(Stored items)
>>>>

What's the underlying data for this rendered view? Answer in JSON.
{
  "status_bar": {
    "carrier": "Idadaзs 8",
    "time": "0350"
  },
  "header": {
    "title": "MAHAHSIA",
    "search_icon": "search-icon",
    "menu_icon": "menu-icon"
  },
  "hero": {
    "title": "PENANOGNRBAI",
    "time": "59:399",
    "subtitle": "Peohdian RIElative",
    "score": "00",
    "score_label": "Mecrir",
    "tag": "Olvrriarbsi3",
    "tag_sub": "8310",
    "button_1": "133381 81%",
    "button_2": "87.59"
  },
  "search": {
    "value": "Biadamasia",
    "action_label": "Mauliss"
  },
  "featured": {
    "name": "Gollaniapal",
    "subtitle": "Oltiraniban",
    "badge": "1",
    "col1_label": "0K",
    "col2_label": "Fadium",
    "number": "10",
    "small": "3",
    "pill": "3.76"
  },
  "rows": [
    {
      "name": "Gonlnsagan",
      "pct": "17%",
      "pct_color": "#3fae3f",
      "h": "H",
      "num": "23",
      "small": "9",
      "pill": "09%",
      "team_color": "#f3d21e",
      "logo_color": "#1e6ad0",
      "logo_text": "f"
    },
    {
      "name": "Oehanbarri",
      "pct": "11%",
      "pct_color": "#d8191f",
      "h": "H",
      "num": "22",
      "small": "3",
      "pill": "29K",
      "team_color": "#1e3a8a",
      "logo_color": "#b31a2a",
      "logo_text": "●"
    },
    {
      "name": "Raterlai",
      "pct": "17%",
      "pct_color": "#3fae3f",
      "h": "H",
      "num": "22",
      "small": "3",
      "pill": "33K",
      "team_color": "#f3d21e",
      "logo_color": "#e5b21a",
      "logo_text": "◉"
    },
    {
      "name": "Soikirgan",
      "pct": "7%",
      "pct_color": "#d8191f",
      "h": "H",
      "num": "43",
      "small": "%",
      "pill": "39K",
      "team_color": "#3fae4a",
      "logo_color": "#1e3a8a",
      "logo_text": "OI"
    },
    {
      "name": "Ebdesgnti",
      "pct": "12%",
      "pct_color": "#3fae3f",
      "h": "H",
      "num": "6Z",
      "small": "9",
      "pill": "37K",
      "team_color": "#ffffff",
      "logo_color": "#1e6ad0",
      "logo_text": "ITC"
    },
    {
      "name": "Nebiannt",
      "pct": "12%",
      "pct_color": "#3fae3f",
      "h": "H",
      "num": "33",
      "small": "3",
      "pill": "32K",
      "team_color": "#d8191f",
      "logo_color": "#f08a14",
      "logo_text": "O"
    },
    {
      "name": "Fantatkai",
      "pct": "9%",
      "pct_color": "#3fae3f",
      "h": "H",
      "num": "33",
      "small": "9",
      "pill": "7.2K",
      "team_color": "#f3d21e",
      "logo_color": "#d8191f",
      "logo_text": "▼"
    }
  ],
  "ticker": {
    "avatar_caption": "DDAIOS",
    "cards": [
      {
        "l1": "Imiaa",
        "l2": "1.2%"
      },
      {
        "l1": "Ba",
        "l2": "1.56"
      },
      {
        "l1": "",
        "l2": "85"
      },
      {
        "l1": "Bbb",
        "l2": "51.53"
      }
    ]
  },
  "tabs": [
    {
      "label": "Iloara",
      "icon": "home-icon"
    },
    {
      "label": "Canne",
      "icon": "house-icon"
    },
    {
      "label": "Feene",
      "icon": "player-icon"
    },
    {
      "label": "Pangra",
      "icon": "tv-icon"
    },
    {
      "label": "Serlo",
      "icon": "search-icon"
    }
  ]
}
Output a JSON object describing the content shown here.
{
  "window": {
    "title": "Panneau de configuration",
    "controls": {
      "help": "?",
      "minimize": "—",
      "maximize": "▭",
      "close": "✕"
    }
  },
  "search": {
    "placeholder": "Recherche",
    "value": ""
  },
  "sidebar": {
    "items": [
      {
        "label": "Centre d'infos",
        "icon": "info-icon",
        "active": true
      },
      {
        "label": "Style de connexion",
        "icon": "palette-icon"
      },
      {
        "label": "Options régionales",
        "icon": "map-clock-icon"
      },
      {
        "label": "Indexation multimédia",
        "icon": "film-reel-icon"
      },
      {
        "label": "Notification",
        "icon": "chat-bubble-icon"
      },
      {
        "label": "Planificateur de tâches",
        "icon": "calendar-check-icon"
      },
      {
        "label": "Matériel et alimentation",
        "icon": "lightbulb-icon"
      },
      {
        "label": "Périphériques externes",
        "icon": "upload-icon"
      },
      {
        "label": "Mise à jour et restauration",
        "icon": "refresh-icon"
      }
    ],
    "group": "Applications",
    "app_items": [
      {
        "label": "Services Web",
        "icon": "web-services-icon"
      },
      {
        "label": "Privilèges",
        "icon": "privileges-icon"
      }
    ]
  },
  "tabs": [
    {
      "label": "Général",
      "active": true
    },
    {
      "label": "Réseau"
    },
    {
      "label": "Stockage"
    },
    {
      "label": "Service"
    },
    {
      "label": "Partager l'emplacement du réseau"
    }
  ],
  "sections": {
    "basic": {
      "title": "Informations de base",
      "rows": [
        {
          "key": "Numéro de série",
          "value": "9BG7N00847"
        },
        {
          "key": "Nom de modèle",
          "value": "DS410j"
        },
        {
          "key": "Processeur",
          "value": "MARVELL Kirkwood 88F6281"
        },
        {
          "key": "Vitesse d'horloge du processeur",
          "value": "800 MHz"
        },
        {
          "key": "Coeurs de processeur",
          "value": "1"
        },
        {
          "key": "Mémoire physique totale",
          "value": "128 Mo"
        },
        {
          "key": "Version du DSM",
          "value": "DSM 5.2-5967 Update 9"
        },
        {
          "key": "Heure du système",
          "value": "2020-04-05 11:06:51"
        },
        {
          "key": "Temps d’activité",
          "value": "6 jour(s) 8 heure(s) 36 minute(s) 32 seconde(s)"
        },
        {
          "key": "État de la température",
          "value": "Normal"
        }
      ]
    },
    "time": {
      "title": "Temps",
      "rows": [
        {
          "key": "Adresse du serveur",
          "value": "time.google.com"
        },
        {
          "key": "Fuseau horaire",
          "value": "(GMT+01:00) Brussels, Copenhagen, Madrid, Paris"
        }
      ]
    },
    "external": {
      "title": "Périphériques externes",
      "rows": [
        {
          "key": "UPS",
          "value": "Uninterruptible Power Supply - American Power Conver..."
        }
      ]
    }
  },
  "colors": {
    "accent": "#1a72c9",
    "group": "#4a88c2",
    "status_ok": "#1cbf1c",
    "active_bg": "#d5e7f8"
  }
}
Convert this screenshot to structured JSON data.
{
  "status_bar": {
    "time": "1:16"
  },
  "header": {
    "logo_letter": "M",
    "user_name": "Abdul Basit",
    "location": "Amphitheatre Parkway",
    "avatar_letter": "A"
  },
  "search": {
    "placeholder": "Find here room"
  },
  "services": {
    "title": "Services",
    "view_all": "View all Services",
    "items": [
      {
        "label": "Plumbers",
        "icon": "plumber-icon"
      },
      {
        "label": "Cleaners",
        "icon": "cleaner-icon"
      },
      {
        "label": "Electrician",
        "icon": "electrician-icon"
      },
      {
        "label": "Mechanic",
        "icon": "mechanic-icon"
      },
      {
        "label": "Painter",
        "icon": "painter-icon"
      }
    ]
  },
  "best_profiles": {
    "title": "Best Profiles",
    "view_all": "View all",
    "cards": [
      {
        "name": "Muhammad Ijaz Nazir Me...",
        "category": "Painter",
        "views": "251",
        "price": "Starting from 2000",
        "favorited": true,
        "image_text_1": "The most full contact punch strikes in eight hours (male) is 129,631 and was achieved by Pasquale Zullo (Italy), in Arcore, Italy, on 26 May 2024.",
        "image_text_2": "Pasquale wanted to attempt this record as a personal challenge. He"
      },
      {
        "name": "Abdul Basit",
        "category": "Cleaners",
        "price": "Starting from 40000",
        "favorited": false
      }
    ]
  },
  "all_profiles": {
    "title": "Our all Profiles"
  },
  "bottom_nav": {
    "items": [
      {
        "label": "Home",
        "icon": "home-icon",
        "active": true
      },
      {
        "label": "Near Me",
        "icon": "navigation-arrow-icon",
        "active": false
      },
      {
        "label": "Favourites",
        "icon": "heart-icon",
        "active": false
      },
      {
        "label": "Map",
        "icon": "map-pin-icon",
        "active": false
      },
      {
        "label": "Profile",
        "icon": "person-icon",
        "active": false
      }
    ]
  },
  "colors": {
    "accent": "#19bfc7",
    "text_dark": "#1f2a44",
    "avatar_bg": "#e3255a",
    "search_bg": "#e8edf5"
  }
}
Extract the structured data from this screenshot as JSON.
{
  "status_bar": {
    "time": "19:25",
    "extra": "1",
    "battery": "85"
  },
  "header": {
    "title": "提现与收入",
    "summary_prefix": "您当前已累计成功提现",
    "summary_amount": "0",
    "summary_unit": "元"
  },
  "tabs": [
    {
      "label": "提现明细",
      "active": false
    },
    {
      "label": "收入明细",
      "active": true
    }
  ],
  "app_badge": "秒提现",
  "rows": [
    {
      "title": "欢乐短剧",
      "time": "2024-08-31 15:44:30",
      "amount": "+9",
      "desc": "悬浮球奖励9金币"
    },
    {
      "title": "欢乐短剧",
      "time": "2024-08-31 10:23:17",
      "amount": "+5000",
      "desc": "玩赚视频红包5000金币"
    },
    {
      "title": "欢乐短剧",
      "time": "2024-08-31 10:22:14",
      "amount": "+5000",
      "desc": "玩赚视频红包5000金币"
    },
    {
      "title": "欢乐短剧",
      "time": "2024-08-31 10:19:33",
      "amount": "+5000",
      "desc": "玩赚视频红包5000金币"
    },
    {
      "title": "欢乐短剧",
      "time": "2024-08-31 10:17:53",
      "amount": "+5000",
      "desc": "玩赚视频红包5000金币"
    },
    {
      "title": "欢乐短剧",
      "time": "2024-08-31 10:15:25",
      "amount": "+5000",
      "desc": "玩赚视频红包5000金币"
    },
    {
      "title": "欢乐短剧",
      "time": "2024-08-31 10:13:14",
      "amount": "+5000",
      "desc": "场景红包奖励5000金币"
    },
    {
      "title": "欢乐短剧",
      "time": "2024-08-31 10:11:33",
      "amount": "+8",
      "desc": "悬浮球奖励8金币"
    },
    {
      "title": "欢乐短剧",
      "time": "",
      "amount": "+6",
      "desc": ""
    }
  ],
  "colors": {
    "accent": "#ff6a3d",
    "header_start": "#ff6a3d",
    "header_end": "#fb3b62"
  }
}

<<<<

▸ What to do
Pick each line holding the word "Basit" out of the data and copy it.

▸ Written reply
    "user_name": "Abdul Basit",
        "name": "Abdul Basit",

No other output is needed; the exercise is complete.